> _Required work_: Omit the images. Copy each entry word for word.

> _Information provided_:

=====

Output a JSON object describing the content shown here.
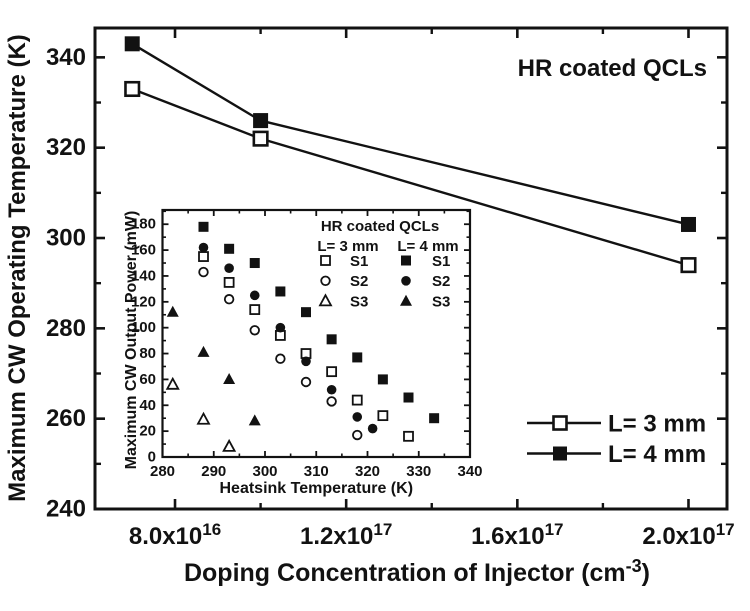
{
  "colors": {
    "ink": "#121212",
    "background": "#ffffff"
  },
  "chart_data": [
    {
      "id": "main",
      "type": "line",
      "annotation": "HR coated QCLs",
      "xlabel_base": "Doping Concentration of Injector (cm",
      "xlabel_sup": "-3",
      "xlabel_end": ")",
      "ylabel": "Maximum CW Operating Temperature (K)",
      "xlim": [
        6.13e+16,
        2.09e+17
      ],
      "ylim": [
        240,
        346.5
      ],
      "x_major_ticks": [
        {
          "value": 8e+16,
          "base": "8.0x10",
          "sup": "16"
        },
        {
          "value": 1.2e+17,
          "base": "1.2x10",
          "sup": "17"
        },
        {
          "value": 1.6e+17,
          "base": "1.6x10",
          "sup": "17"
        },
        {
          "value": 2e+17,
          "base": "2.0x10",
          "sup": "17"
        }
      ],
      "x_minor_ticks": [
        1e+17,
        1.4e+17,
        1.8e+17
      ],
      "y_major_ticks": [
        240,
        260,
        280,
        300,
        320,
        340
      ],
      "y_minor_ticks": [
        250,
        270,
        290,
        310,
        330
      ],
      "grid": "off",
      "legend_position": "lower right",
      "series": [
        {
          "name": "L= 3 mm",
          "marker": "square-open",
          "x": [
            7e+16,
            1e+17,
            2e+17
          ],
          "y": [
            333,
            322,
            294
          ]
        },
        {
          "name": "L= 4 mm",
          "marker": "square-filled",
          "x": [
            7e+16,
            1e+17,
            2e+17
          ],
          "y": [
            343,
            326,
            303
          ]
        }
      ],
      "legend": [
        {
          "label": "L= 3 mm",
          "marker": "square-open"
        },
        {
          "label": "L= 4 mm",
          "marker": "square-filled"
        }
      ]
    },
    {
      "id": "inset",
      "type": "scatter",
      "legend_title": "HR coated QCLs",
      "legend_col1": "L= 3 mm",
      "legend_col2": "L= 4 mm",
      "xlabel": "Heatsink Temperature (K)",
      "ylabel": "Maximum CW Output Power (mW)",
      "xlim": [
        280,
        340
      ],
      "ylim": [
        0,
        191
      ],
      "x_major_ticks": [
        280,
        290,
        300,
        310,
        320,
        330,
        340
      ],
      "x_minor_ticks": [
        285,
        295,
        305,
        315,
        325,
        335
      ],
      "y_major_ticks": [
        0,
        20,
        40,
        60,
        80,
        100,
        120,
        140,
        160,
        180
      ],
      "y_minor_ticks": [
        10,
        30,
        50,
        70,
        90,
        110,
        130,
        150,
        170,
        190
      ],
      "grid": "off",
      "legend_position": "upper right",
      "series": [
        {
          "name": "S1",
          "group": "L= 3 mm",
          "marker": "square-open",
          "points": [
            [
              288,
              155
            ],
            [
              293,
              135
            ],
            [
              298,
              114
            ],
            [
              303,
              94
            ],
            [
              308,
              80
            ],
            [
              313,
              66
            ],
            [
              318,
              44
            ],
            [
              323,
              32
            ],
            [
              328,
              16
            ]
          ]
        },
        {
          "name": "S1",
          "group": "L= 4 mm",
          "marker": "square-filled",
          "points": [
            [
              288,
              178
            ],
            [
              293,
              161
            ],
            [
              298,
              150
            ],
            [
              303,
              128
            ],
            [
              308,
              112
            ],
            [
              313,
              91
            ],
            [
              318,
              77
            ],
            [
              323,
              60
            ],
            [
              328,
              46
            ],
            [
              333,
              30
            ]
          ]
        },
        {
          "name": "S2",
          "group": "L= 3 mm",
          "marker": "circle-open",
          "points": [
            [
              288,
              143
            ],
            [
              293,
              122
            ],
            [
              298,
              98
            ],
            [
              303,
              76
            ],
            [
              308,
              58
            ],
            [
              313,
              43
            ],
            [
              318,
              17
            ]
          ]
        },
        {
          "name": "S2",
          "group": "L= 4 mm",
          "marker": "circle-filled",
          "points": [
            [
              288,
              162
            ],
            [
              293,
              146
            ],
            [
              298,
              125
            ],
            [
              303,
              100
            ],
            [
              308,
              74
            ],
            [
              313,
              52
            ],
            [
              318,
              31
            ],
            [
              321,
              22
            ]
          ]
        },
        {
          "name": "S3",
          "group": "L= 3 mm",
          "marker": "triangle-open",
          "points": [
            [
              282,
              56
            ],
            [
              288,
              29
            ],
            [
              293,
              8
            ]
          ]
        },
        {
          "name": "S3",
          "group": "L= 4 mm",
          "marker": "triangle-filled",
          "points": [
            [
              282,
              112
            ],
            [
              288,
              81
            ],
            [
              293,
              60
            ],
            [
              298,
              28
            ]
          ]
        }
      ]
    }
  ]
}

=====

> _Final result_:
Output a JSON object describing the content shown here.
{
  "colors": {
    "ink": "#121212",
    "background": "#ffffff"
  },
  "chart_data": [
    {
      "id": "main",
      "type": "line",
      "annotation": "HR coated QCLs",
      "xlabel_base": "Doping Concentration of Injector (cm",
      "xlabel_sup": "-3",
      "xlabel_end": ")",
      "ylabel": "Maximum CW Operating Temperature (K)",
      "xlim": [
        6.13e+16,
        2.09e+17
      ],
      "ylim": [
        240,
        346.5
      ],
      "x_major_ticks": [
        {
          "value": 8e+16,
          "base": "8.0x10",
          "sup": "16"
        },
        {
          "value": 1.2e+17,
          "base": "1.2x10",
          "sup": "17"
        },
        {
          "value": 1.6e+17,
          "base": "1.6x10",
          "sup": "17"
        },
        {
          "value": 2e+17,
          "base": "2.0x10",
          "sup": "17"
        }
      ],
      "x_minor_ticks": [
        1e+17,
        1.4e+17,
        1.8e+17
      ],
      "y_major_ticks": [
        240,
        260,
        280,
        300,
        320,
        340
      ],
      "y_minor_ticks": [
        250,
        270,
        290,
        310,
        330
      ],
      "grid": "off",
      "legend_position": "lower right",
      "series": [
        {
          "name": "L= 3 mm",
          "marker": "square-open",
          "x": [
            7e+16,
            1e+17,
            2e+17
          ],
          "y": [
            333,
            322,
            294
          ]
        },
        {
          "name": "L= 4 mm",
          "marker": "square-filled",
          "x": [
            7e+16,
            1e+17,
            2e+17
          ],
          "y": [
            343,
            326,
            303
          ]
        }
      ],
      "legend": [
        {
          "label": "L= 3 mm",
          "marker": "square-open"
        },
        {
          "label": "L= 4 mm",
          "marker": "square-filled"
        }
      ]
    },
    {
      "id": "inset",
      "type": "scatter",
      "legend_title": "HR coated QCLs",
      "legend_col1": "L= 3 mm",
      "legend_col2": "L= 4 mm",
      "xlabel": "Heatsink Temperature (K)",
      "ylabel": "Maximum CW Output Power (mW)",
      "xlim": [
        280,
        340
      ],
      "ylim": [
        0,
        191
      ],
      "x_major_ticks": [
        280,
        290,
        300,
        310,
        320,
        330,
        340
      ],
      "x_minor_ticks": [
        285,
        295,
        305,
        315,
        325,
        335
      ],
      "y_major_ticks": [
        0,
        20,
        40,
        60,
        80,
        100,
        120,
        140,
        160,
        180
      ],
      "y_minor_ticks": [
        10,
        30,
        50,
        70,
        90,
        110,
        130,
        150,
        170,
        190
      ],
      "grid": "off",
      "legend_position": "upper right",
      "series": [
        {
          "name": "S1",
          "group": "L= 3 mm",
          "marker": "square-open",
          "points": [
            [
              288,
              155
            ],
            [
              293,
              135
            ],
            [
              298,
              114
            ],
            [
              303,
              94
            ],
            [
              308,
              80
            ],
            [
              313,
              66
            ],
            [
              318,
              44
            ],
            [
              323,
              32
            ],
            [
              328,
              16
            ]
          ]
        },
        {
          "name": "S1",
          "group": "L= 4 mm",
          "marker": "square-filled",
          "points": [
            [
              288,
              178
            ],
            [
              293,
              161
            ],
            [
              298,
              150
            ],
            [
              303,
              128
            ],
            [
              308,
              112
            ],
            [
              313,
              91
            ],
            [
              318,
              77
            ],
            [
              323,
              60
            ],
            [
              328,
              46
            ],
            [
              333,
              30
            ]
          ]
        },
        {
          "name": "S2",
          "group": "L= 3 mm",
          "marker": "circle-open",
          "points": [
            [
              288,
              143
            ],
            [
              293,
              122
            ],
            [
              298,
              98
            ],
            [
              303,
              76
            ],
            [
              308,
              58
            ],
            [
              313,
              43
            ],
            [
              318,
              17
            ]
          ]
        },
        {
          "name": "S2",
          "group": "L= 4 mm",
          "marker": "circle-filled",
          "points": [
            [
              288,
              162
            ],
            [
              293,
              146
            ],
            [
              298,
              125
            ],
            [
              303,
              100
            ],
            [
              308,
              74
            ],
            [
              313,
              52
            ],
            [
              318,
              31
            ],
            [
              321,
              22
            ]
          ]
        },
        {
          "name": "S3",
          "group": "L= 3 mm",
          "marker": "triangle-open",
          "points": [
            [
              282,
              56
            ],
            [
              288,
              29
            ],
            [
              293,
              8
            ]
          ]
        },
        {
          "name": "S3",
          "group": "L= 4 mm",
          "marker": "triangle-filled",
          "points": [
            [
              282,
              112
            ],
            [
              288,
              81
            ],
            [
              293,
              60
            ],
            [
              298,
              28
            ]
          ]
        }
      ]
    }
  ]
}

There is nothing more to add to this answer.